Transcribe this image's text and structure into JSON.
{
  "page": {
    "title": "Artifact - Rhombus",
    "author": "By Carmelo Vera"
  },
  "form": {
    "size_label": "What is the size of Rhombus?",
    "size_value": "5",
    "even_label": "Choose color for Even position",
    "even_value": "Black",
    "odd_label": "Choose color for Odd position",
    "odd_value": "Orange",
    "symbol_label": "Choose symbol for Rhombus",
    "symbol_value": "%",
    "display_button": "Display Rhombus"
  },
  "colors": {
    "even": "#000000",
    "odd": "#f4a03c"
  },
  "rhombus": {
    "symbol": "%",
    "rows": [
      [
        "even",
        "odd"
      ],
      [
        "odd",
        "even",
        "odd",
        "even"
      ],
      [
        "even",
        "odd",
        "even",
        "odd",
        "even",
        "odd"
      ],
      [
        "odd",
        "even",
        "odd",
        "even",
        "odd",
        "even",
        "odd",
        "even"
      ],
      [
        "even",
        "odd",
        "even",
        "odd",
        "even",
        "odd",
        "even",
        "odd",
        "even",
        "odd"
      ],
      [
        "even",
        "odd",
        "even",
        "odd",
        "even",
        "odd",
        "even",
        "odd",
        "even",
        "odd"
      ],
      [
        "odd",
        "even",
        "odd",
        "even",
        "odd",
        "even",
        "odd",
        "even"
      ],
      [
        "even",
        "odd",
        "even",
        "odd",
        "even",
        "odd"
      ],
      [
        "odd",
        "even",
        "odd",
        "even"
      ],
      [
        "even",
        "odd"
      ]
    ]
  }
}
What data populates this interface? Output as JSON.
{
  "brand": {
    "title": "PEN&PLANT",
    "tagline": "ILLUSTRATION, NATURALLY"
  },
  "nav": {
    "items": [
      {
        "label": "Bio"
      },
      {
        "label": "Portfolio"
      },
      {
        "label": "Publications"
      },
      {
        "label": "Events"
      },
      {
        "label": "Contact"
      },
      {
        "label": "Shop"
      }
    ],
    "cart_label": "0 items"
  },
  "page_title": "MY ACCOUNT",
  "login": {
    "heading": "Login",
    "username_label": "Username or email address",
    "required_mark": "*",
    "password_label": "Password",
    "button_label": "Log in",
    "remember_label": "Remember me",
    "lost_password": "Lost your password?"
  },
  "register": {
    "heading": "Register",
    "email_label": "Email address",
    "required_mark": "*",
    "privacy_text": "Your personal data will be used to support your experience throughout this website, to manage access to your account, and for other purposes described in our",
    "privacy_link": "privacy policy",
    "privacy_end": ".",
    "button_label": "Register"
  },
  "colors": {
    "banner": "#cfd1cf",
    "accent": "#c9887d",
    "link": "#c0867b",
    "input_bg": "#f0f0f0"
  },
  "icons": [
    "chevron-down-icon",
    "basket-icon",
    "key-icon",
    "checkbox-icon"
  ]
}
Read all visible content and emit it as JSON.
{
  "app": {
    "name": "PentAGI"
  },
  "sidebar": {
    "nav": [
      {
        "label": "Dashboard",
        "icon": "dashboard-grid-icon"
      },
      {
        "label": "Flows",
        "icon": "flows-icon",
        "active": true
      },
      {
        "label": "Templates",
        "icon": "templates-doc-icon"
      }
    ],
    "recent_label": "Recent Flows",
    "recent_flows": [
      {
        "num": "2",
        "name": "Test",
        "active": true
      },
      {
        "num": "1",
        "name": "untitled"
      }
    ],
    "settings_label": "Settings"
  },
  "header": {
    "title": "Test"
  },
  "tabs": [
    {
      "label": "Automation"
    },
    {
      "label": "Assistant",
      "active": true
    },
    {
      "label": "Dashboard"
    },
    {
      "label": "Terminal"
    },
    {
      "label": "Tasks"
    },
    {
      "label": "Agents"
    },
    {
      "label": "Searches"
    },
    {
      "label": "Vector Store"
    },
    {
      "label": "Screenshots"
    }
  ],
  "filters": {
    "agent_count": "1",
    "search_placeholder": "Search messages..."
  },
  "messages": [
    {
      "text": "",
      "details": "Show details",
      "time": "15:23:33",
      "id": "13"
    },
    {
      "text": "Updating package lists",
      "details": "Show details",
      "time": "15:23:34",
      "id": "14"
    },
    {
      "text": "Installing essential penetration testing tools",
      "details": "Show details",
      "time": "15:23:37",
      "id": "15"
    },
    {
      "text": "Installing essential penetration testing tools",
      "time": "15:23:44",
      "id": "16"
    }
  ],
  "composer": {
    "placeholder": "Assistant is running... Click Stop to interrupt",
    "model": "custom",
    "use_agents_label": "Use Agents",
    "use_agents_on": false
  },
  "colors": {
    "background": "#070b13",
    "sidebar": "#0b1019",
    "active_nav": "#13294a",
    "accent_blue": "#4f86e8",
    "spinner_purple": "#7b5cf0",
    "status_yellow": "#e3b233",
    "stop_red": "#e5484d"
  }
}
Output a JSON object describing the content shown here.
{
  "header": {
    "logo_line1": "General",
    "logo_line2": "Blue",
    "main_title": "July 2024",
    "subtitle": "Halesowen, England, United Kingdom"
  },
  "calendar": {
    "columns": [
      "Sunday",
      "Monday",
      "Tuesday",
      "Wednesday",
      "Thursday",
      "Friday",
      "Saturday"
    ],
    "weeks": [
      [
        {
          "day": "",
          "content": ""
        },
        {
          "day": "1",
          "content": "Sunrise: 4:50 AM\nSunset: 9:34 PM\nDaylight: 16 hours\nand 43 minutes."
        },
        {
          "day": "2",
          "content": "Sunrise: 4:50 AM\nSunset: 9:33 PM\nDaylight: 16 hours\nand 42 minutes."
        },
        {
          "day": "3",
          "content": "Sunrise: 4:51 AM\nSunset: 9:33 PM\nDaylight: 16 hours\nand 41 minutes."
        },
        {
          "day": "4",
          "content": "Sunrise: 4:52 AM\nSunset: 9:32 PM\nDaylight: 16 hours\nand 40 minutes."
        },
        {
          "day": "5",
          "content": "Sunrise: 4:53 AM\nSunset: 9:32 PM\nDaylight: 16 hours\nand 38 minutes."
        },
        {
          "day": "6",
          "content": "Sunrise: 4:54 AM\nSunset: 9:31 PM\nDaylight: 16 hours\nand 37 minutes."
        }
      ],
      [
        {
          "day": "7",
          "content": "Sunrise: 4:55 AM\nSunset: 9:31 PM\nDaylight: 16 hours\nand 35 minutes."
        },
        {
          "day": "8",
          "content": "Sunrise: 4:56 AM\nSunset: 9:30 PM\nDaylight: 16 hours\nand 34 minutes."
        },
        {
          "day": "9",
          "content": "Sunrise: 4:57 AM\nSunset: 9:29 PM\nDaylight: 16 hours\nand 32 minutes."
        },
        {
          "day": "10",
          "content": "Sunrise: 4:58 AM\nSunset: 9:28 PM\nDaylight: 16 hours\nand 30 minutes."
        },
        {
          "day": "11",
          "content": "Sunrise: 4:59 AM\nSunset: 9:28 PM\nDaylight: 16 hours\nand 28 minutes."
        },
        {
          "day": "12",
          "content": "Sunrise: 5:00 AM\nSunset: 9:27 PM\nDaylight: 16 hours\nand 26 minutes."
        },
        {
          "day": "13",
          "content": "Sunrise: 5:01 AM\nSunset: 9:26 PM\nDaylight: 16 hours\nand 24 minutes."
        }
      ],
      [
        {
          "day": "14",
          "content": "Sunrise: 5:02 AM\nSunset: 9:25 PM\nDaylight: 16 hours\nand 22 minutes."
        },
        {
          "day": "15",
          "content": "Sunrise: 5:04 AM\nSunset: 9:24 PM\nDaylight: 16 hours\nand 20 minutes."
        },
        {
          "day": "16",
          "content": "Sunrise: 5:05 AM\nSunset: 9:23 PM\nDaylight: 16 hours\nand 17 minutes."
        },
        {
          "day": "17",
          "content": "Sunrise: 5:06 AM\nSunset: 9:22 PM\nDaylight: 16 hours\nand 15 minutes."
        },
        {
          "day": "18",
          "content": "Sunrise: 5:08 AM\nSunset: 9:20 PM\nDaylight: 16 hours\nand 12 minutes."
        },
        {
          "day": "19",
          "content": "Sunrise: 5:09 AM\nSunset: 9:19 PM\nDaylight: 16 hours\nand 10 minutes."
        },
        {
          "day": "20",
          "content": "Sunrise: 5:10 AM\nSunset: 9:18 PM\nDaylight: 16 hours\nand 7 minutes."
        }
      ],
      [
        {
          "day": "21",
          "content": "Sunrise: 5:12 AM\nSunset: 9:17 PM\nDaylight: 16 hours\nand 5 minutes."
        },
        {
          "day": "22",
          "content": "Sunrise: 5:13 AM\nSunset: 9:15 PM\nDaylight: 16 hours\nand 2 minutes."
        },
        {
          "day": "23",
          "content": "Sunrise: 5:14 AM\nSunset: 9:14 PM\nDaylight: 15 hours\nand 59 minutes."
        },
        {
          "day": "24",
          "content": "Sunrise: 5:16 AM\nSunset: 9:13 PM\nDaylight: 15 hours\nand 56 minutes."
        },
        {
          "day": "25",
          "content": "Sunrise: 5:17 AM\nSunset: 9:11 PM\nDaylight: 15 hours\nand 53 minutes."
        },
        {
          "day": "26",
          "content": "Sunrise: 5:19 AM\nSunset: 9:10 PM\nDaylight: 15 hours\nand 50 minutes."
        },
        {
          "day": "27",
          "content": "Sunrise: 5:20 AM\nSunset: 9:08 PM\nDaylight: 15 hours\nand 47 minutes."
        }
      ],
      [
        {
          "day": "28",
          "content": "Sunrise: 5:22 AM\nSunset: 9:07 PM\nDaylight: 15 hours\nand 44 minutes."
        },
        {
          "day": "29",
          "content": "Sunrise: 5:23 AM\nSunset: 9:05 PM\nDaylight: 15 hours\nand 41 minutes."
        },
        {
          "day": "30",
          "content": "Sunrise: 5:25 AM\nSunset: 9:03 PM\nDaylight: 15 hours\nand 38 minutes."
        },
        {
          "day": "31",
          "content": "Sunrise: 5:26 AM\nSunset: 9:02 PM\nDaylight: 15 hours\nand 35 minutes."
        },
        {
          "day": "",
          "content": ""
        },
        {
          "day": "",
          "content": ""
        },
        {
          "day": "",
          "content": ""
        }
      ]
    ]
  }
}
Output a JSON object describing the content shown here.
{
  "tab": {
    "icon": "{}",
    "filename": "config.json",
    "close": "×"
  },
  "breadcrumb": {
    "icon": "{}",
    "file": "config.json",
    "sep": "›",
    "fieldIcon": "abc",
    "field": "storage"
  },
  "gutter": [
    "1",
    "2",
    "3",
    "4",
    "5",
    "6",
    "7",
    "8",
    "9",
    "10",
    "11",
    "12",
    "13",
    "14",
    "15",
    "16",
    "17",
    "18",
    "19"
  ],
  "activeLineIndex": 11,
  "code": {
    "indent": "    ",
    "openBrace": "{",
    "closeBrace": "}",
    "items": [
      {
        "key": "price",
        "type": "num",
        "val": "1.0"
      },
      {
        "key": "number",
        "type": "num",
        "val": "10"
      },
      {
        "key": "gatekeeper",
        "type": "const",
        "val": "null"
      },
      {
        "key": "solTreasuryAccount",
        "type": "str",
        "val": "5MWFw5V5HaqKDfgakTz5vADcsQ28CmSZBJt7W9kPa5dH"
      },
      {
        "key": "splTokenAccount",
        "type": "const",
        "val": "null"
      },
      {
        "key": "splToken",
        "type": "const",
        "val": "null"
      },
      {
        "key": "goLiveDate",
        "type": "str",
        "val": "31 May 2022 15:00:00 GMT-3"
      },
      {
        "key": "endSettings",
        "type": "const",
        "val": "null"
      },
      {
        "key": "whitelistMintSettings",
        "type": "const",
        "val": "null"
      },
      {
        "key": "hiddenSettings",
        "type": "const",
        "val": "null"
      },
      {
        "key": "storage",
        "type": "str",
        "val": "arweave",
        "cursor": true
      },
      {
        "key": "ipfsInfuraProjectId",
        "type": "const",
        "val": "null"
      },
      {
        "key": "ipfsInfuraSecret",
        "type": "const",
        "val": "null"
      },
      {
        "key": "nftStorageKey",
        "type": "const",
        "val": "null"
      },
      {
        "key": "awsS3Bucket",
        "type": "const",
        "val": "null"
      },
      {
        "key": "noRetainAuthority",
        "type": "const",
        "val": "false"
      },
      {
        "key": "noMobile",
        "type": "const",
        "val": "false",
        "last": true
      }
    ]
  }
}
++++++++
## [TASK STATEMENT]
Return all the lines that contain the string "true".

## [EXERCISE ANSWER]
        "active": true
        "active": true
      "active": true
        "cursor": true
        "last": true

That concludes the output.